» Exercise details
Tell how many lines include the string "selected". Answer with a single number.

─── Record set ───

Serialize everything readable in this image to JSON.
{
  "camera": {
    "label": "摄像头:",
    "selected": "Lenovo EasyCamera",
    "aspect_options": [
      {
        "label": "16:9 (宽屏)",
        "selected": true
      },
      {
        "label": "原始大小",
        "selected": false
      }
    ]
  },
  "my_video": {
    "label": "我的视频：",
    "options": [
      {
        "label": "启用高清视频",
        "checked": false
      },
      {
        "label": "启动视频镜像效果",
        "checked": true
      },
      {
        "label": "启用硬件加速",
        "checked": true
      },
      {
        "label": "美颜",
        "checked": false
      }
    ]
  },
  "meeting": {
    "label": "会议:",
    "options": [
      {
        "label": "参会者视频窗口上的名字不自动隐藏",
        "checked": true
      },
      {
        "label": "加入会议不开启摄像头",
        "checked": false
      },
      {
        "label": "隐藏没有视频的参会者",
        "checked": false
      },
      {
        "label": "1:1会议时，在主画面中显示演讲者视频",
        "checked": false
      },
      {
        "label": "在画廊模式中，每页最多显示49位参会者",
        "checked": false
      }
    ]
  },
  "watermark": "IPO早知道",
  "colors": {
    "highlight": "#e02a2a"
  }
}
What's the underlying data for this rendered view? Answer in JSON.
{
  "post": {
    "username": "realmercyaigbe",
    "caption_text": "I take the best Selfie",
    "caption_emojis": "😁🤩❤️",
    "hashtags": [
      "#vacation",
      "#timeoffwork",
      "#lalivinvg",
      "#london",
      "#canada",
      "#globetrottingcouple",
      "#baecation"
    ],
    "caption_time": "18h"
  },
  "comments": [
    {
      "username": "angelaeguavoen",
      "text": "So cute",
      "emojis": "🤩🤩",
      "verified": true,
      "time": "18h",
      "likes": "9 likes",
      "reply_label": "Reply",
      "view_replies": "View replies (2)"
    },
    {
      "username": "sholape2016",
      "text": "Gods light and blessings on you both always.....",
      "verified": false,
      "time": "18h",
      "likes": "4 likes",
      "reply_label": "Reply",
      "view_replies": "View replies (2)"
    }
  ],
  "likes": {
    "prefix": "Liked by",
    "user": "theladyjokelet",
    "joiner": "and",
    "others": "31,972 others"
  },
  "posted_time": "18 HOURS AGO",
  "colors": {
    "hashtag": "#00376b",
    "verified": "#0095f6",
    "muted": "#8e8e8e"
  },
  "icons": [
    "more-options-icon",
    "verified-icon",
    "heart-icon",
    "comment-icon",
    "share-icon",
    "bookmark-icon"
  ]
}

───

» Answer for the task
3